[Dataset excerpt]

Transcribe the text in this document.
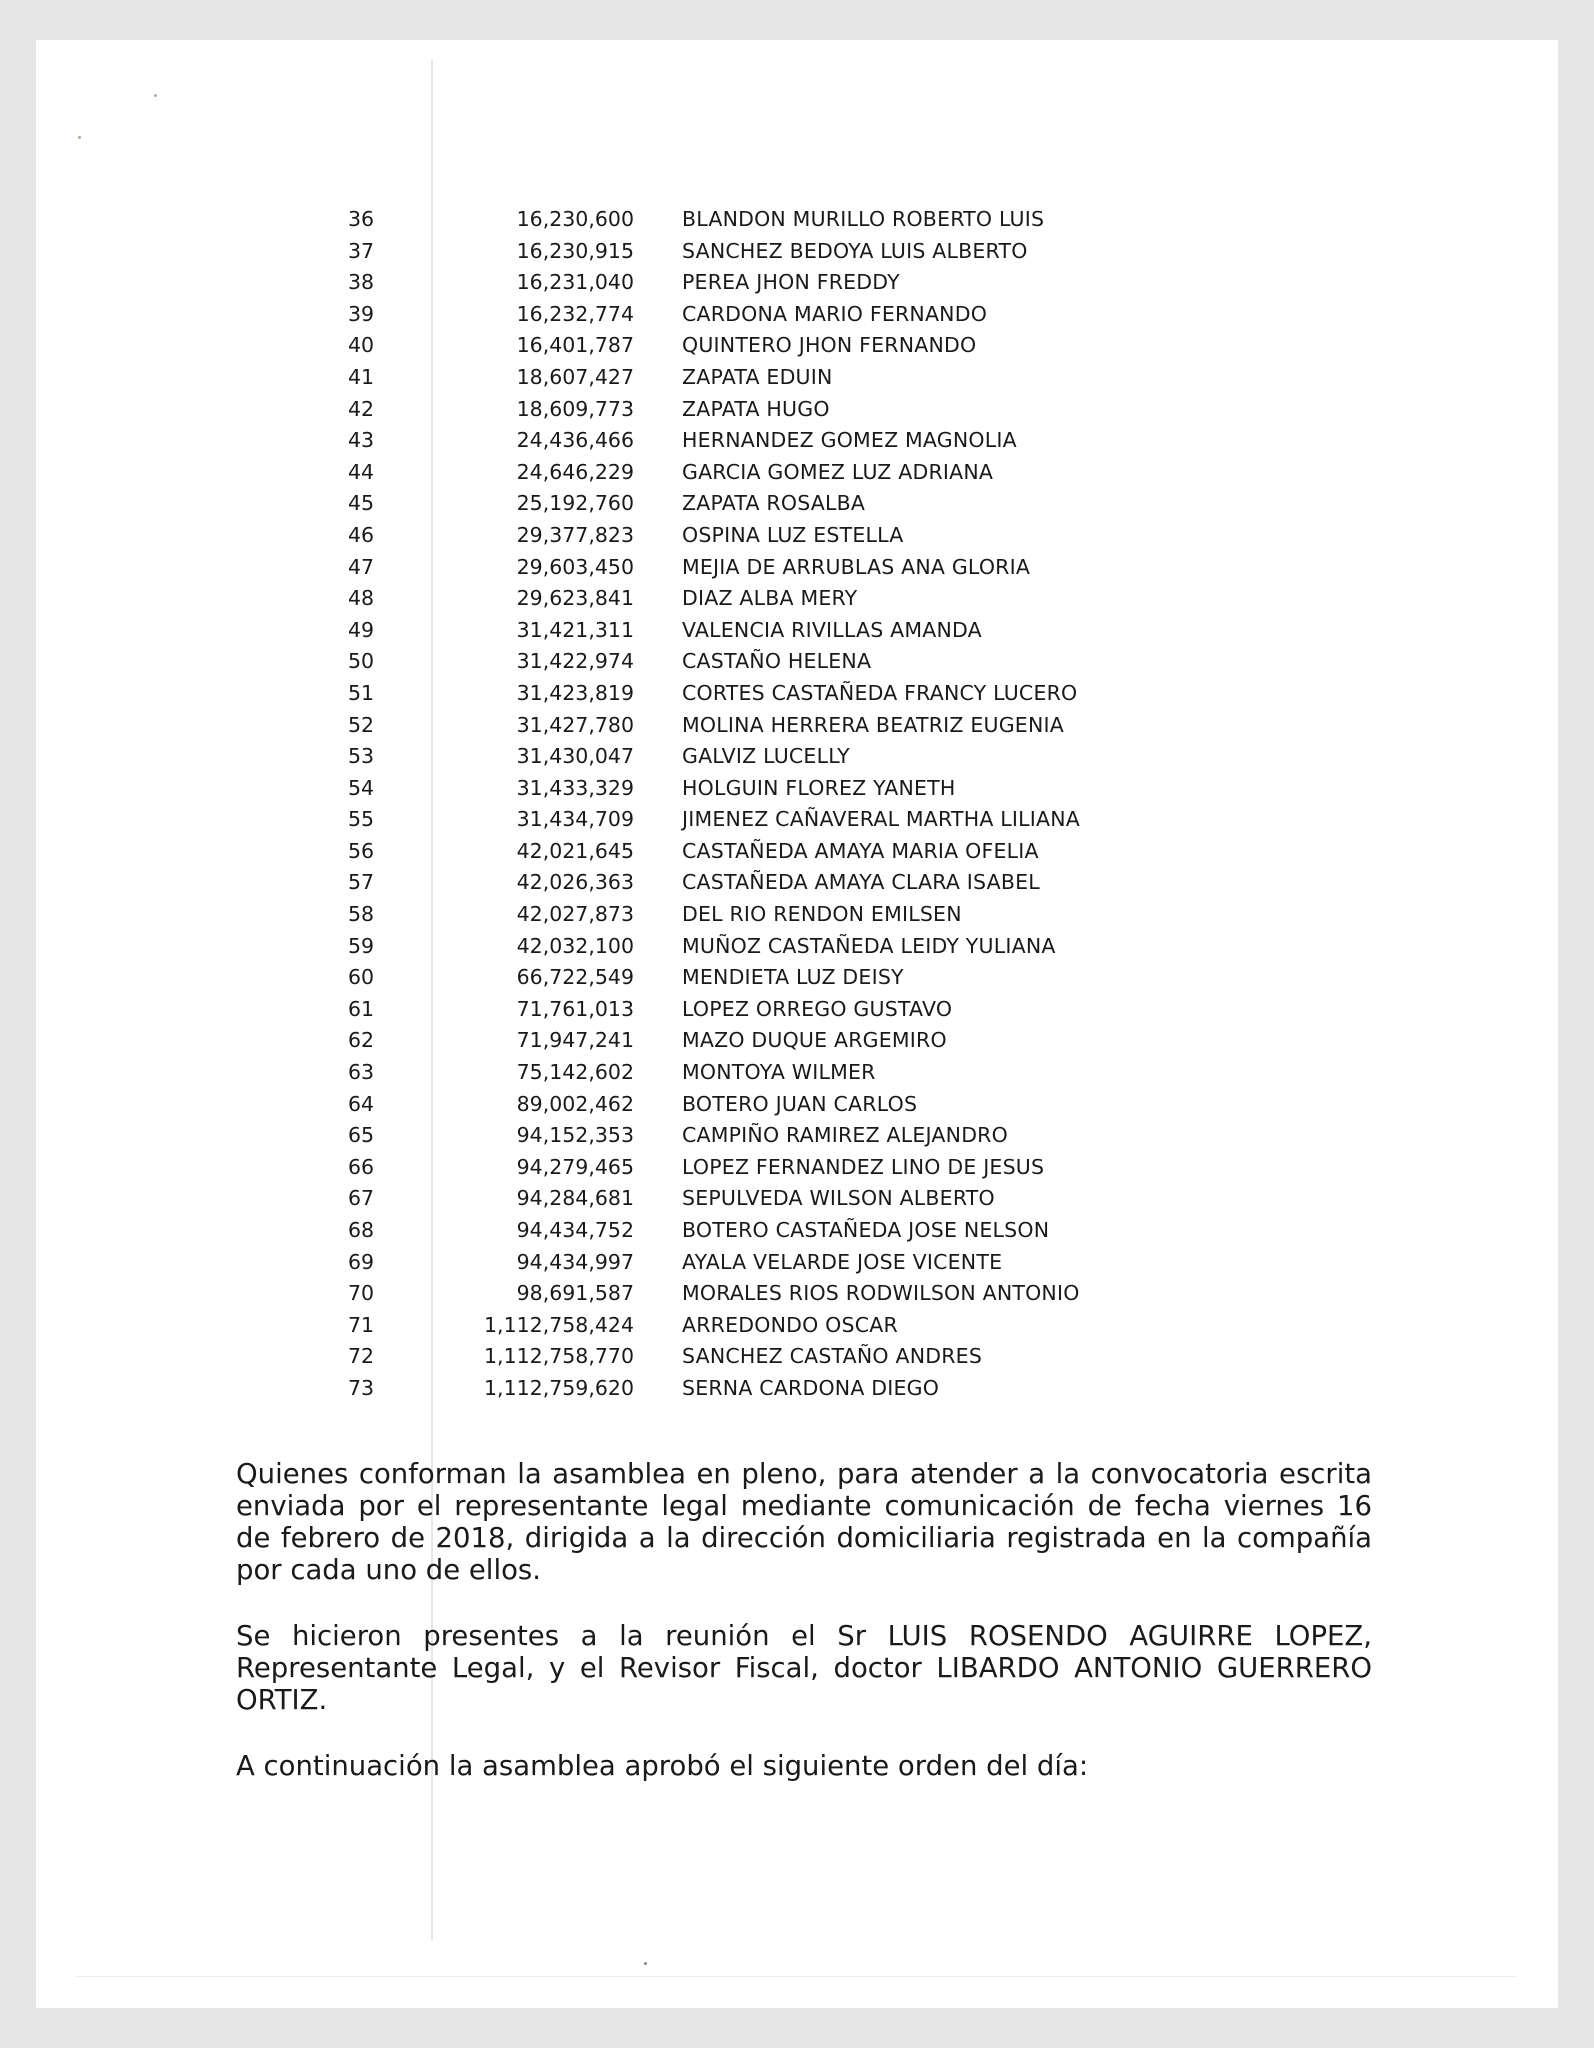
36	16,230,600 BLANDON MURILLO ROBERTO LUIS
37	16,230,915 SANCHEZ BEDOYA LUIS ALBERTO
38	16,231,040 PEREA JHON FREDDY
39	16,232,774 CARDONA MARIO FERNANDO
40	16,401,787 QUINTERO JHON FERNANDO
41	18,607,427 ZAPATA EDUIN
42	18,609,773 ZAPATA HUGO
43	24,436,466 HERNANDEZ GOMEZ MAGNOLIA
44	24,646,229 GARCIA GOMEZ LUZ ADRIANA
45	25,192,760 ZAPATA ROSALBA
46	29,377,823 OSPINA LUZ ESTELLA
47	29,603,450 MEJIA DE ARRUBLAS ANA GLORIA
48	29,623,841 DIAZ ALBA MERY
49	31,421,311 VALENCIA RIVILLAS AMANDA
50	31,422,974 CASTAÑO HELENA
51	31,423,819 CORTES CASTAÑEDA FRANCY LUCERO
52	31,427,780 MOLINA HERRERA BEATRIZ EUGENIA
53	31,430,047 GALVIZ LUCELLY
54	31,433,329 HOLGUIN FLOREZ YANETH
55	31,434,709 JIMENEZ CAÑAVERAL MARTHA LILIANA
56	42,021,645 CASTAÑEDA AMAYA MARIA OFELIA
57	42,026,363 CASTAÑEDA AMAYA CLARA ISABEL
58	42,027,873 DEL RIO RENDON EMILSEN
59	42,032,100 MUÑOZ CASTAÑEDA LEIDY YULIANA
60	66,722,549 MENDIETA LUZ DEISY
61	71,761,013 LOPEZ ORREGO GUSTAVO
62	71,947,241 MAZO DUQUE ARGEMIRO
63	75,142,602 MONTOYA WILMER
64	89,002,462 BOTERO JUAN CARLOS
65	94,152,353 CAMPIÑO RAMIREZ ALEJANDRO
66	94,279,465 LOPEZ FERNANDEZ LINO DE JESUS
67	94,284,681 SEPULVEDA WILSON ALBERTO
68	94,434,752 BOTERO CASTAÑEDA JOSE NELSON
69	94,434,997 AYALA VELARDE JOSE VICENTE
70	98,691,587 MORALES RIOS RODWILSON ANTONIO
71	1,112,758,424 ARREDONDO OSCAR
72	1,112,758,770 SANCHEZ CASTAÑO ANDRES
73	1,112,759,620 SERNA CARDONA DIEGO

Quienes conforman la asamblea en pleno, para atender a la convocatoria escrita enviada por el representante legal mediante comunicación de fecha viernes 16 de febrero de 2018, dirigida a la dirección domiciliaria registrada en la compañía por cada uno de ellos.

Se hicieron presentes a la reunión el Sr LUIS ROSENDO AGUIRRE LOPEZ, Representante Legal, y el Revisor Fiscal, doctor LIBARDO ANTONIO GUERRERO ORTIZ.

A continuación la asamblea aprobó el siguiente orden del día:
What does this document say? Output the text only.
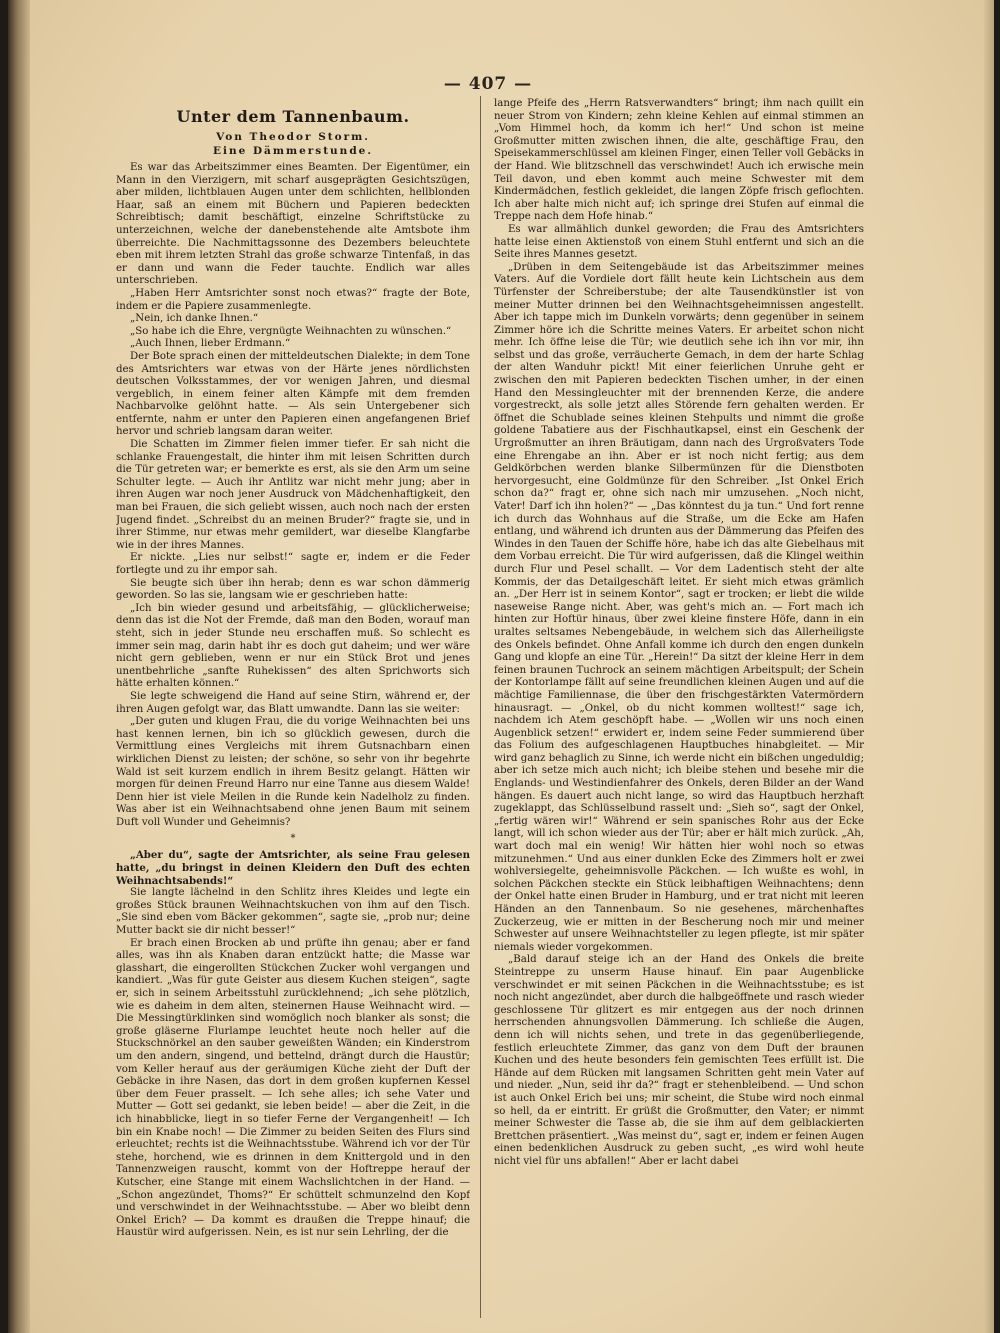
— 407 —
Unter dem Tannenbaum.
Von Theodor Storm.
Eine Dämmerstunde.

Es war das Arbeitszimmer eines Beamten. Der Eigentümer, ein Mann in den Vierzigern, mit scharf ausgeprägten Gesichtszügen, aber milden, lichtblauen Augen unter dem schlichten, hellblonden Haar, saß an einem mit Büchern und Papieren bedeckten Schreibtisch; damit beschäftigt, einzelne Schriftstücke zu unterzeichnen, welche der danebenstehende alte Amtsbote ihm überreichte. Die Nachmittagssonne des Dezembers beleuchtete eben mit ihrem letzten Strahl das große schwarze Tintenfaß, in das er dann und wann die Feder tauchte. Endlich war alles unterschrieben.

„Haben Herr Amtsrichter sonst noch etwas?“ fragte der Bote, indem er die Papiere zusammenlegte.

„Nein, ich danke Ihnen.“

„So habe ich die Ehre, vergnügte Weihnachten zu wünschen.“

„Auch Ihnen, lieber Erdmann.“

Der Bote sprach einen der mitteldeutschen Dialekte; in dem Tone des Amtsrichters war etwas von der Härte jenes nördlichsten deutschen Volksstammes, der vor wenigen Jahren, und diesmal vergeblich, in einem feiner alten Kämpfe mit dem fremden Nachbarvolke gelöhnt hatte. — Als sein Untergebener sich entfernte, nahm er unter den Papieren einen angefangenen Brief hervor und schrieb langsam daran weiter.

Die Schatten im Zimmer fielen immer tiefer. Er sah nicht die schlanke Frauengestalt, die hinter ihm mit leisen Schritten durch die Tür getreten war; er bemerkte es erst, als sie den Arm um seine Schulter legte. — Auch ihr Antlitz war nicht mehr jung; aber in ihren Augen war noch jener Ausdruck von Mädchenhaftigkeit, den man bei Frauen, die sich geliebt wissen, auch noch nach der ersten Jugend findet. „Schreibst du an meinen Bruder?“ fragte sie, und in ihrer Stimme, nur etwas mehr gemildert, war dieselbe Klangfarbe wie in der ihres Mannes.

Er nickte. „Lies nur selbst!“ sagte er, indem er die Feder fortlegte und zu ihr empor sah.

Sie beugte sich über ihn herab; denn es war schon dämmerig geworden. So las sie, langsam wie er geschrieben hatte:

„Ich bin wieder gesund und arbeitsfähig, — glücklicherweise; denn das ist die Not der Fremde, daß man den Boden, worauf man steht, sich in jeder Stunde neu erschaffen muß. So schlecht es immer sein mag, darin habt ihr es doch gut daheim; und wer wäre nicht gern geblieben, wenn er nur ein Stück Brot und jenes unentbehrliche „sanfte Ruhekissen“ des alten Sprichworts sich hätte erhalten können.“

Sie legte schweigend die Hand auf seine Stirn, während er, der ihren Augen gefolgt war, das Blatt umwandte. Dann las sie weiter:

„Der guten und klugen Frau, die du vorige Weihnachten bei uns hast kennen lernen, bin ich so glücklich gewesen, durch die Vermittlung eines Vergleichs mit ihrem Gutsnachbarn einen wirklichen Dienst zu leisten; der schöne, so sehr von ihr begehrte Wald ist seit kurzem endlich in ihrem Besitz gelangt. Hätten wir morgen für deinen Freund Harro nur eine Tanne aus diesem Walde! Denn hier ist viele Meilen in die Runde kein Nadelholz zu finden. Was aber ist ein Weihnachtsabend ohne jenen Baum mit seinem Duft voll Wunder und Geheimnis?

*

„Aber du“, sagte der Amtsrichter, als seine Frau gelesen hatte, „du bringst in deinen Kleidern den Duft des echten Weihnachtsabends!“

Sie langte lächelnd in den Schlitz ihres Kleides und legte ein großes Stück braunen Weihnachtskuchen von ihm auf den Tisch. „Sie sind eben vom Bäcker gekommen“, sagte sie, „prob nur; deine Mutter backt sie dir nicht besser!“

Er brach einen Brocken ab und prüfte ihn genau; aber er fand alles, was ihn als Knaben daran entzückt hatte; die Masse war glasshart, die eingerollten Stückchen Zucker wohl vergangen und kandiert. „Was für gute Geister aus diesem Kuchen steigen“, sagte er, sich in seinem Arbeitsstuhl zurücklehnend; „ich sehe plötzlich, wie es daheim in dem alten, steinernen Hause Weihnacht wird. — Die Messingtürklinken sind womöglich noch blanker als sonst; die große gläserne Flurlampe leuchtet heute noch heller auf die Stuckschnörkel an den sauber geweißten Wänden; ein Kinderstrom um den andern, singend, und bettelnd, drängt durch die Haustür; vom Keller herauf aus der geräumigen Küche zieht der Duft der Gebäcke in ihre Nasen, das dort in dem großen kupfernen Kessel über dem Feuer prasselt. — Ich sehe alles; ich sehe Vater und Mutter — Gott sei gedankt, sie leben beide! — aber die Zeit, in die ich hinabblicke, liegt in so tiefer Ferne der Vergangenheit! — Ich bin ein Knabe noch! — Die Zimmer zu beiden Seiten des Flurs sind erleuchtet; rechts ist die Weihnachtsstube. Während ich vor der Tür stehe, horchend, wie es drinnen in dem Knittergold und in den Tannenzweigen rauscht, kommt von der Hoftreppe herauf der Kutscher, eine Stange mit einem Wachslichtchen in der Hand. — „Schon angezündet, Thoms?“ Er schüttelt schmunzelnd den Kopf und verschwindet in der Weihnachtsstube. — Aber wo bleibt denn Onkel Erich? — Da kommt es draußen die Treppe hinauf; die Haustür wird aufgerissen. Nein, es ist nur sein Lehrling, der die

lange Pfeife des „Herrn Ratsverwandters“ bringt; ihm nach quillt ein neuer Strom von Kindern; zehn kleine Kehlen auf einmal stimmen an „Vom Himmel hoch, da komm ich her!“ Und schon ist meine Großmutter mitten zwischen ihnen, die alte, geschäftige Frau, den Speisekammerschlüssel am kleinen Finger, einen Teller voll Gebäcks in der Hand. Wie blitzschnell das verschwindet! Auch ich erwische mein Teil davon, und eben kommt auch meine Schwester mit dem Kindermädchen, festlich gekleidet, die langen Zöpfe frisch geflochten. Ich aber halte mich nicht auf; ich springe drei Stufen auf einmal die Treppe nach dem Hofe hinab.“

Es war allmählich dunkel geworden; die Frau des Amtsrichters hatte leise einen Aktienstoß von einem Stuhl entfernt und sich an die Seite ihres Mannes gesetzt.

„Drüben in dem Seitengebäude ist das Arbeitszimmer meines Vaters. Auf die Vordiele dort fällt heute kein Lichtschein aus dem Türfenster der Schreiberstube; der alte Tausendkünstler ist von meiner Mutter drinnen bei den Weihnachtsgeheimnissen angestellt. Aber ich tappe mich im Dunkeln vorwärts; denn gegenüber in seinem Zimmer höre ich die Schritte meines Vaters. Er arbeitet schon nicht mehr. Ich öffne leise die Tür; wie deutlich sehe ich ihn vor mir, ihn selbst und das große, verräucherte Gemach, in dem der harte Schlag der alten Wanduhr pickt! Mit einer feierlichen Unruhe geht er zwischen den mit Papieren bedeckten Tischen umher, in der einen Hand den Messingleuchter mit der brennenden Kerze, die andere vorgestreckt, als solle jetzt alles Störende fern gehalten werden. Er öffnet die Schublade seines kleinen Stehpults und nimmt die große goldene Tabatiere aus der Fischhautkapsel, einst ein Geschenk der Urgroßmutter an ihren Bräutigam, dann nach des Urgroßvaters Tode eine Ehrengabe an ihn. Aber er ist noch nicht fertig; aus dem Geldkörbchen werden blanke Silbermünzen für die Dienstboten hervorgesucht, eine Goldmünze für den Schreiber. „Ist Onkel Erich schon da?“ fragt er, ohne sich nach mir umzusehen. „Noch nicht, Vater! Darf ich ihn holen?“ — „Das könntest du ja tun.“ Und fort renne ich durch das Wohnhaus auf die Straße, um die Ecke am Hafen entlang, und während ich drunten aus der Dämmerung das Pfeifen des Windes in den Tauen der Schiffe höre, habe ich das alte Giebelhaus mit dem Vorbau erreicht. Die Tür wird aufgerissen, daß die Klingel weithin durch Flur und Pesel schallt. — Vor dem Ladentisch steht der alte Kommis, der das Detailgeschäft leitet. Er sieht mich etwas grämlich an. „Der Herr ist in seinem Kontor“, sagt er trocken; er liebt die wilde naseweise Range nicht. Aber, was geht's mich an. — Fort mach ich hinten zur Hoftür hinaus, über zwei kleine finstere Höfe, dann in ein uraltes seltsames Nebengebäude, in welchem sich das Allerheiligste des Onkels befindet. Ohne Anfall komme ich durch den engen dunkeln Gang und klopfe an eine Tür. „Herein!“ Da sitzt der kleine Herr in dem feinen braunen Tuchrock an seinem mächtigen Arbeitspult; der Schein der Kontorlampe fällt auf seine freundlichen kleinen Augen und auf die mächtige Familiennase, die über den frischgestärkten Vatermördern hinausragt. — „Onkel, ob du nicht kommen wolltest!“ sage ich, nachdem ich Atem geschöpft habe. — „Wollen wir uns noch einen Augenblick setzen!“ erwidert er, indem seine Feder summierend über das Folium des aufgeschlagenen Hauptbuches hinabgleitet. — Mir wird ganz behaglich zu Sinne, ich werde nicht ein bißchen ungeduldig; aber ich setze mich auch nicht; ich bleibe stehen und besehe mir die Englands- und Westindienfahrer des Onkels, deren Bilder an der Wand hängen. Es dauert auch nicht lange, so wird das Hauptbuch herzhaft zugeklappt, das Schlüsselbund rasselt und: „Sieh so“, sagt der Onkel, „fertig wären wir!“ Während er sein spanisches Rohr aus der Ecke langt, will ich schon wieder aus der Tür; aber er hält mich zurück. „Ah, wart doch mal ein wenig! Wir hätten hier wohl noch so etwas mitzunehmen.“ Und aus einer dunklen Ecke des Zimmers holt er zwei wohlversiegelte, geheimnisvolle Päckchen. — Ich wußte es wohl, in solchen Päckchen steckte ein Stück leibhaftigen Weihnachtens; denn der Onkel hatte einen Bruder in Hamburg, und er trat nicht mit leeren Händen an den Tannenbaum. So nie gesehenes, märchenhaftes Zuckerzeug, wie er mitten in der Bescherung noch mir und meiner Schwester auf unsere Weihnachtsteller zu legen pflegte, ist mir später niemals wieder vorgekommen.

„Bald darauf steige ich an der Hand des Onkels die breite Steintreppe zu unserm Hause hinauf. Ein paar Augenblicke verschwindet er mit seinen Päckchen in die Weihnachtsstube; es ist noch nicht angezündet, aber durch die halbgeöffnete und rasch wieder geschlossene Tür glitzert es mir entgegen aus der noch drinnen herrschenden ahnungsvollen Dämmerung. Ich schließe die Augen, denn ich will nichts sehen, und trete in das gegenüberliegende, festlich erleuchtete Zimmer, das ganz von dem Duft der braunen Kuchen und des heute besonders fein gemischten Tees erfüllt ist. Die Hände auf dem Rücken mit langsamen Schritten geht mein Vater auf und nieder. „Nun, seid ihr da?“ fragt er stehenbleibend. — Und schon ist auch Onkel Erich bei uns; mir scheint, die Stube wird noch einmal so hell, da er eintritt. Er grüßt die Großmutter, den Vater; er nimmt meiner Schwester die Tasse ab, die sie ihm auf dem gelblackierten Brettchen präsentiert. „Was meinst du“, sagt er, indem er feinen Augen einen bedenklichen Ausdruck zu geben sucht, „es wird wohl heute nicht viel für uns abfallen!“ Aber er lacht dabei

- **Problem to work on**
Find every line above that contains the word "LUIS", and return each one.

- **Worked answer**
36	16,230,600 BLANDON MURILLO ROBERTO LUIS
37	16,230,915 SANCHEZ BEDOYA LUIS ALBERTO
Se hicieron presentes a la reunión el Sr LUIS ROSENDO AGUIRRE LOPEZ, Representante Legal, y el Revisor Fiscal, doctor LIBARDO ANTONIO GUERRERO ORTIZ.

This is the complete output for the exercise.